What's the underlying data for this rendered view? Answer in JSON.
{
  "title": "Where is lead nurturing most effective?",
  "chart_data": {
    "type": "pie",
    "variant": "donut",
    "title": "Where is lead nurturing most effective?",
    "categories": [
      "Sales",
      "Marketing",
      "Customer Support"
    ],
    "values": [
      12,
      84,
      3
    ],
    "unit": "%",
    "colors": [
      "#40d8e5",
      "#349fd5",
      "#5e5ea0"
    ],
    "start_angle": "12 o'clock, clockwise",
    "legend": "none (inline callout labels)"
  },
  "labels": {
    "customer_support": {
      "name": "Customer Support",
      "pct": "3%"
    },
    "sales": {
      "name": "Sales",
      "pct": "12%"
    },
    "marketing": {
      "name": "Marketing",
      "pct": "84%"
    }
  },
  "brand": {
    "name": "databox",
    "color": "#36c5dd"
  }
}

──────────

# CHALLENGE
Reproduce the complete set of lines precisely as supplied.

# RESULT OF THIS EXERCISE
What's the underlying data for this rendered view? Answer in JSON.
{
  "title": "Where is lead nurturing most effective?",
  "chart_data": {
    "type": "pie",
    "variant": "donut",
    "title": "Where is lead nurturing most effective?",
    "categories": [
      "Sales",
      "Marketing",
      "Customer Support"
    ],
    "values": [
      12,
      84,
      3
    ],
    "unit": "%",
    "colors": [
      "#40d8e5",
      "#349fd5",
      "#5e5ea0"
    ],
    "start_angle": "12 o'clock, clockwise",
    "legend": "none (inline callout labels)"
  },
  "labels": {
    "customer_support": {
      "name": "Customer Support",
      "pct": "3%"
    },
    "sales": {
      "name": "Sales",
      "pct": "12%"
    },
    "marketing": {
      "name": "Marketing",
      "pct": "84%"
    }
  },
  "brand": {
    "name": "databox",
    "color": "#36c5dd"
  }
}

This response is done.